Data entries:
[BEGIN]

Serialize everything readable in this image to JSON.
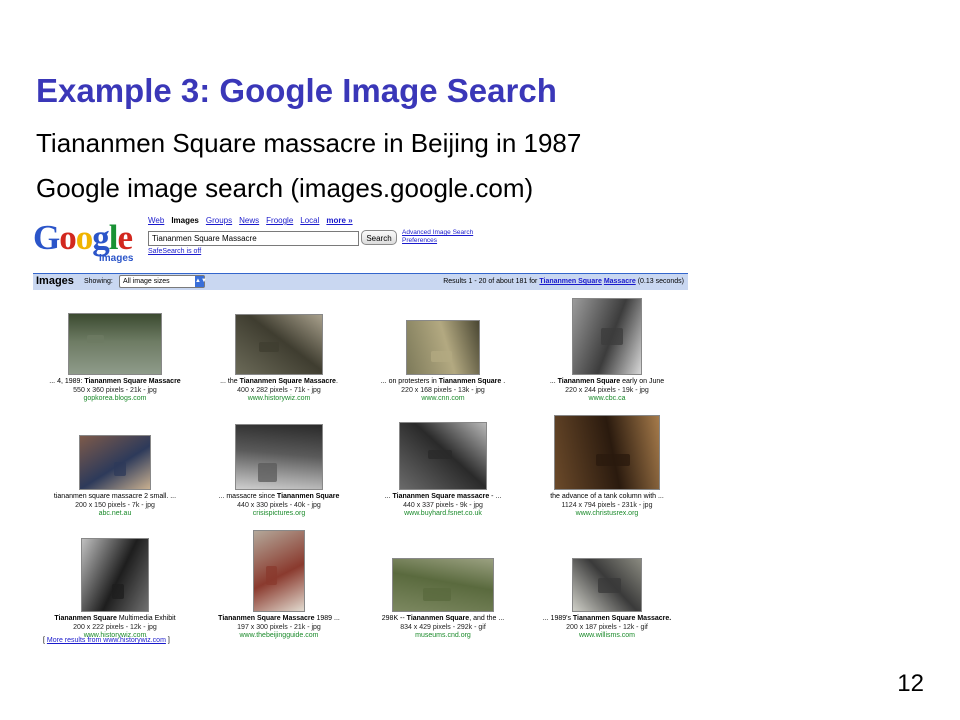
{
  "slide": {
    "title": "Example 3: Google Image Search",
    "line1": "Tiananmen Square massacre in Beijing in 1987",
    "line2": "Google image search (images.google.com)",
    "page_number": "12"
  },
  "google": {
    "logo_text": "Google",
    "logo_sub": "Images",
    "tabs": [
      "Web",
      "Images",
      "Groups",
      "News",
      "Froogle",
      "Local",
      "more »"
    ],
    "active_tab": "Images",
    "query": "Tiananmen Square Massacre",
    "search_button": "Search",
    "advanced_link": "Advanced Image Search",
    "preferences_link": "Preferences",
    "safesearch": "SafeSearch is off"
  },
  "results_bar": {
    "title": "Images",
    "showing_label": "Showing:",
    "size_option": "All image sizes",
    "results_prefix": "Results 1 - 20 of about 181 for",
    "query_link_1": "Tiananmen Square",
    "query_link_2": "Massacre",
    "results_suffix": "(0.13 seconds)"
  },
  "results": [
    {
      "pre": "... 4, 1989: ",
      "bold": "Tiananmen Square Massacre",
      "post": "",
      "meta": "550 x 360 pixels - 21k - jpg",
      "site": "gopkorea.blogs.com",
      "palette": [
        "#8e9b8a",
        "#6d7b63",
        "#3b4a30"
      ]
    },
    {
      "pre": "... the ",
      "bold": "Tiananmen Square Massacre",
      "post": ".",
      "meta": "400 x 282 pixels - 71k - jpg",
      "site": "www.historywiz.com",
      "palette": [
        "#6b6a58",
        "#3f3d30",
        "#a8a08c"
      ]
    },
    {
      "pre": "... on protesters in ",
      "bold": "Tiananmen Square",
      "post": " .",
      "meta": "220 x 168 pixels - 13k - jpg",
      "site": "www.cnn.com",
      "palette": [
        "#7d7a5a",
        "#b3a981",
        "#4a4733"
      ]
    },
    {
      "pre": "... ",
      "bold": "Tiananmen Square",
      "post": " early on June",
      "meta": "220 x 244 pixels - 19k - jpg",
      "site": "www.cbc.ca",
      "palette": [
        "#9b9b9b",
        "#3c3c3c",
        "#d8d8d8"
      ]
    },
    {
      "pre": "tiananmen square massacre",
      "bold": "",
      "post": " 2 small. ...",
      "meta": "200 x 150 pixels - 7k - jpg",
      "site": "abc.net.au",
      "palette": [
        "#7d5a4a",
        "#2d3a5a",
        "#c9b090"
      ]
    },
    {
      "pre": "... massacre since ",
      "bold": "Tiananmen Square",
      "post": "",
      "meta": "440 x 330 pixels - 40k - jpg",
      "site": "crisispictures.org",
      "palette": [
        "#cfcfcf",
        "#5a5a5a",
        "#2a2a2a"
      ]
    },
    {
      "pre": "... ",
      "bold": "Tiananmen Square massacre",
      "post": " - ...",
      "meta": "440 x 337 pixels - 9k - jpg",
      "site": "www.buyhard.fsnet.co.uk",
      "palette": [
        "#6a6a6a",
        "#2a2a2a",
        "#b8b8b8"
      ]
    },
    {
      "pre": "the advance of a tank column with ...",
      "bold": "",
      "post": "",
      "meta": "1124 x 794 pixels - 231k - jpg",
      "site": "www.christusrex.org",
      "palette": [
        "#6b4a2a",
        "#2a1a0e",
        "#a57a4a"
      ]
    },
    {
      "pre": "",
      "bold": "Tiananmen Square",
      "post": " Multimedia Exhibit",
      "meta": "200 x 222 pixels - 12k - jpg",
      "site": "www.historywiz.com",
      "palette": [
        "#c0c0c0",
        "#1e1e1e",
        "#707070"
      ]
    },
    {
      "pre": "",
      "bold": "Tiananmen Square Massacre",
      "post": " 1989 ...",
      "meta": "197 x 300 pixels - 21k - jpg",
      "site": "www.thebeijingguide.com",
      "palette": [
        "#b4a89a",
        "#8a3a2e",
        "#e2dbd0"
      ]
    },
    {
      "pre": "298K -- ",
      "bold": "Tiananmen Square",
      "post": ", and the ...",
      "meta": "834 x 429 pixels - 292k - gif",
      "site": "museums.cnd.org",
      "palette": [
        "#7c8860",
        "#5a6a3e",
        "#9aa080"
      ]
    },
    {
      "pre": "... 1989's ",
      "bold": "Tiananmen Square Massacre.",
      "post": "",
      "meta": "200 x 187 pixels - 12k - gif",
      "site": "www.willisms.com",
      "palette": [
        "#d0d0c8",
        "#3a3a3a",
        "#8a8a80"
      ]
    }
  ],
  "more_results": "More results from www.historywiz.com"
}
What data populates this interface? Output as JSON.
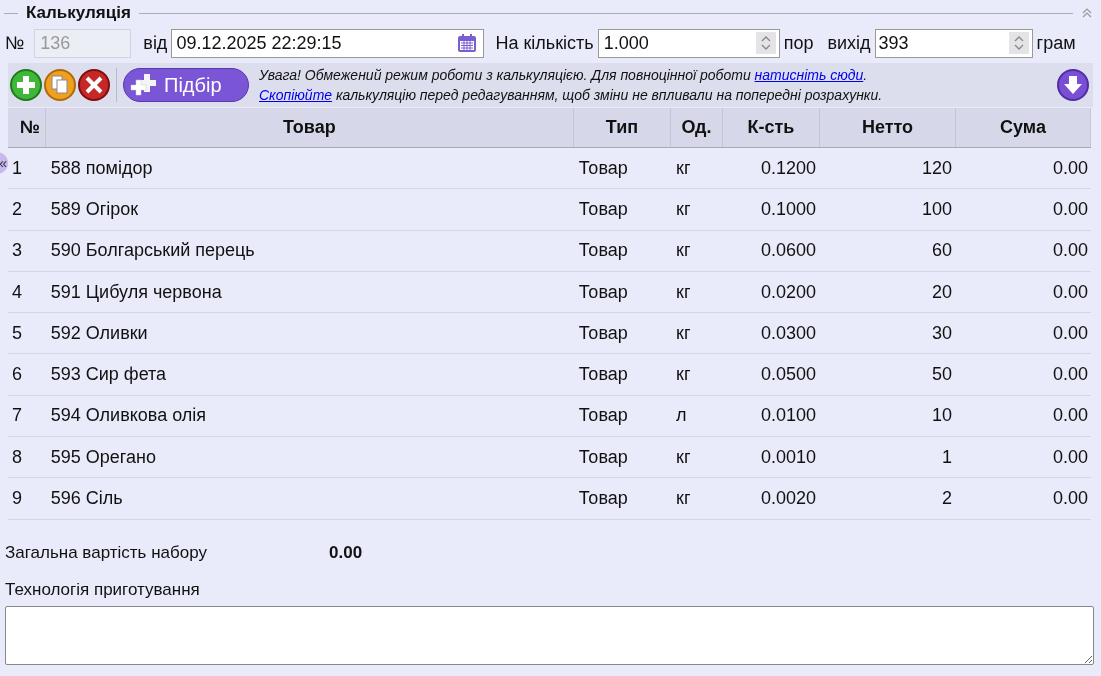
{
  "section": {
    "title": "Калькуляція"
  },
  "header": {
    "number_label": "№",
    "number": {
      "value": "136",
      "disabled": true
    },
    "date_label": "від",
    "date": "09.12.2025 22:29:15",
    "qty_label": "На кількість",
    "qty": "1.000",
    "qty_unit": "пор",
    "yield_label": "вихід",
    "yield": "393",
    "yield_unit": "грам"
  },
  "toolbar": {
    "pick_button": "Підбір",
    "notice": [
      [
        {
          "kind": "text",
          "text": "Увага! Обмежений режим роботи з калькуляцією. Для повноцінної роботи "
        },
        {
          "kind": "link",
          "text": "натисніть сюди"
        },
        {
          "kind": "text",
          "text": "."
        }
      ],
      [
        {
          "kind": "link",
          "text": "Скопіюйте"
        },
        {
          "kind": "text",
          "text": " калькуляцію перед редагуванням, щоб зміни не впливали на попередні розрахунки."
        }
      ]
    ]
  },
  "side_toggle": "«",
  "table": {
    "columns": [
      "№",
      "Товар",
      "Тип",
      "Од.",
      "К-сть",
      "Нетто",
      "Сума"
    ],
    "rows": [
      [
        "1",
        "588 помідор",
        "Товар",
        "кг",
        "0.1200",
        "120",
        "0.00"
      ],
      [
        "2",
        "589 Огірок",
        "Товар",
        "кг",
        "0.1000",
        "100",
        "0.00"
      ],
      [
        "3",
        "590 Болгарський перець",
        "Товар",
        "кг",
        "0.0600",
        "60",
        "0.00"
      ],
      [
        "4",
        "591 Цибуля червона",
        "Товар",
        "кг",
        "0.0200",
        "20",
        "0.00"
      ],
      [
        "5",
        "592 Оливки",
        "Товар",
        "кг",
        "0.0300",
        "30",
        "0.00"
      ],
      [
        "6",
        "593 Сир фета",
        "Товар",
        "кг",
        "0.0500",
        "50",
        "0.00"
      ],
      [
        "7",
        "594 Оливкова олія",
        "Товар",
        "л",
        "0.0100",
        "10",
        "0.00"
      ],
      [
        "8",
        "595 Орегано",
        "Товар",
        "кг",
        "0.0010",
        "1",
        "0.00"
      ],
      [
        "9",
        "596 Сіль",
        "Товар",
        "кг",
        "0.0020",
        "2",
        "0.00"
      ]
    ]
  },
  "total": {
    "label": "Загальна вартість набору",
    "value": "0.00"
  },
  "technology": {
    "label": "Технологія приготування"
  }
}
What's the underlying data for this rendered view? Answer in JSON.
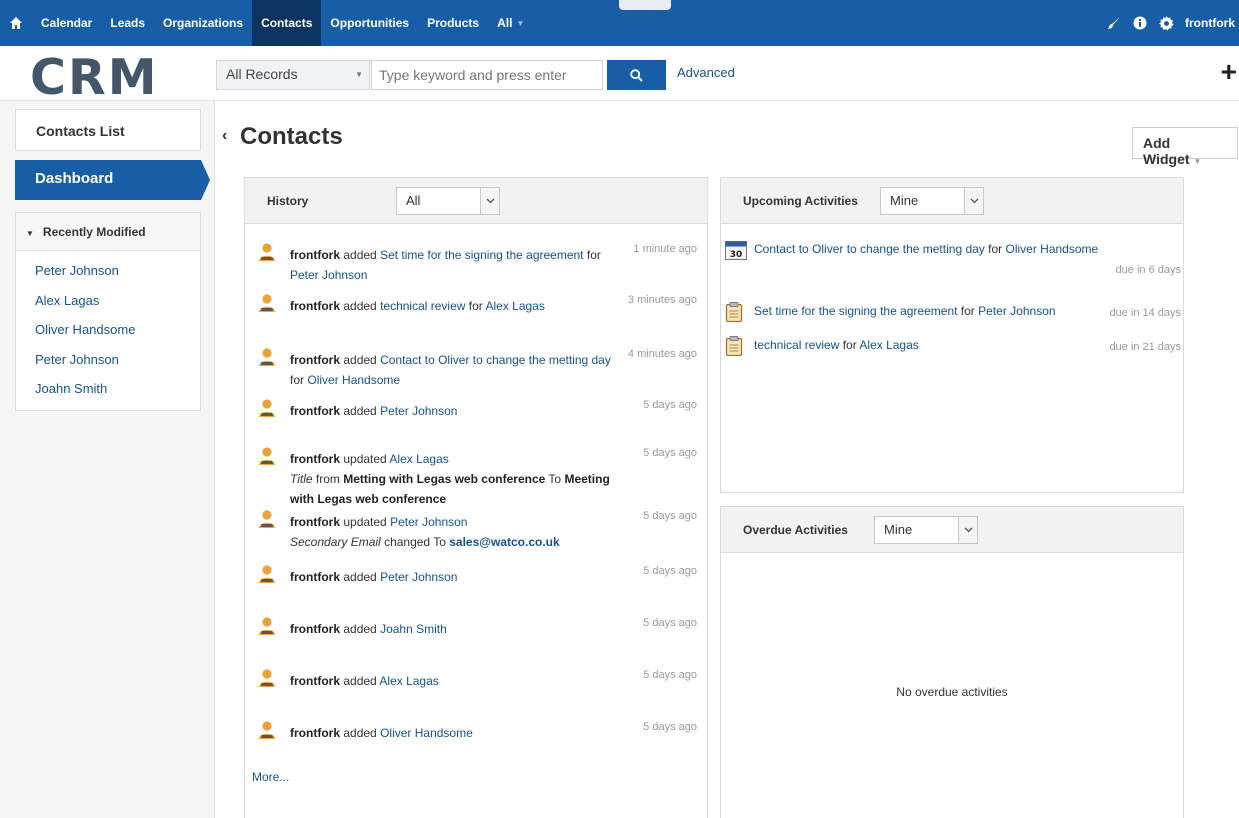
{
  "nav": {
    "items": [
      {
        "label": "Calendar",
        "active": false
      },
      {
        "label": "Leads",
        "active": false
      },
      {
        "label": "Organizations",
        "active": false
      },
      {
        "label": "Contacts",
        "active": true
      },
      {
        "label": "Opportunities",
        "active": false
      },
      {
        "label": "Products",
        "active": false
      },
      {
        "label": "All",
        "active": false
      }
    ],
    "user": "frontfork"
  },
  "header": {
    "logo": "CRM",
    "search_scope": "All Records",
    "search_placeholder": "Type keyword and press enter",
    "advanced": "Advanced",
    "add": "+"
  },
  "sidebar": {
    "contacts_list": "Contacts List",
    "dashboard": "Dashboard",
    "recent_title": "Recently Modified",
    "recent": [
      "Peter Johnson",
      "Alex Lagas",
      "Oliver Handsome",
      "Peter Johnson",
      "Joahn Smith"
    ]
  },
  "main": {
    "title": "Contacts",
    "add_widget": "Add Widget"
  },
  "history": {
    "title": "History",
    "filter": "All",
    "items": [
      {
        "user": "frontfork",
        "action": "added",
        "target": "Set time for the signing the agreement",
        "for_word": "for",
        "for_target": "Peter Johnson",
        "time": "1 minute ago"
      },
      {
        "user": "frontfork",
        "action": "added",
        "target": "technical review",
        "for_word": "for",
        "for_target": "Alex Lagas",
        "time": "3 minutes ago"
      },
      {
        "user": "frontfork",
        "action": "added",
        "target": "Contact to Oliver to change the metting day",
        "for_word": "for",
        "for_target": "Oliver Handsome",
        "time": "4 minutes ago"
      },
      {
        "user": "frontfork",
        "action": "added",
        "target": "Peter Johnson",
        "time": "5 days ago"
      },
      {
        "user": "frontfork",
        "action": "updated",
        "target": "Alex Lagas",
        "time": "5 days ago",
        "field": "Title",
        "from_word": "from",
        "from_value": "Metting with Legas web conference",
        "to_word": "To",
        "to_value": "Meeting with Legas web conference"
      },
      {
        "user": "frontfork",
        "action": "updated",
        "target": "Peter Johnson",
        "time": "5 days ago",
        "field": "Secondary Email",
        "changed_word": "changed To",
        "to_value": "sales@watco.co.uk"
      },
      {
        "user": "frontfork",
        "action": "added",
        "target": "Peter Johnson",
        "time": "5 days ago"
      },
      {
        "user": "frontfork",
        "action": "added",
        "target": "Joahn Smith",
        "time": "5 days ago"
      },
      {
        "user": "frontfork",
        "action": "added",
        "target": "Alex Lagas",
        "time": "5 days ago"
      },
      {
        "user": "frontfork",
        "action": "added",
        "target": "Oliver Handsome",
        "time": "5 days ago"
      }
    ],
    "more": "More..."
  },
  "upcoming": {
    "title": "Upcoming Activities",
    "filter": "Mine",
    "calendar_day": "30",
    "items": [
      {
        "subject": "Contact to Oliver to change the metting day",
        "for_word": "for",
        "for_target": "Oliver Handsome",
        "due": "due in 6 days",
        "icon": "calendar-icon"
      },
      {
        "subject": "Set time for the signing the agreement",
        "for_word": "for",
        "for_target": "Peter Johnson",
        "due": "due in 14 days",
        "icon": "task-icon"
      },
      {
        "subject": "technical review",
        "for_word": "for",
        "for_target": "Alex Lagas",
        "due": "due in 21 days",
        "icon": "task-icon"
      }
    ]
  },
  "overdue": {
    "title": "Overdue Activities",
    "filter": "Mine",
    "empty": "No overdue activities"
  }
}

[END]

### Set task
Which lines hold the word "What"? Show each one.

### Result of the task
What data populates this interface? Output as JSON.
What's the underlying data for this rendered view? Answer in JSON.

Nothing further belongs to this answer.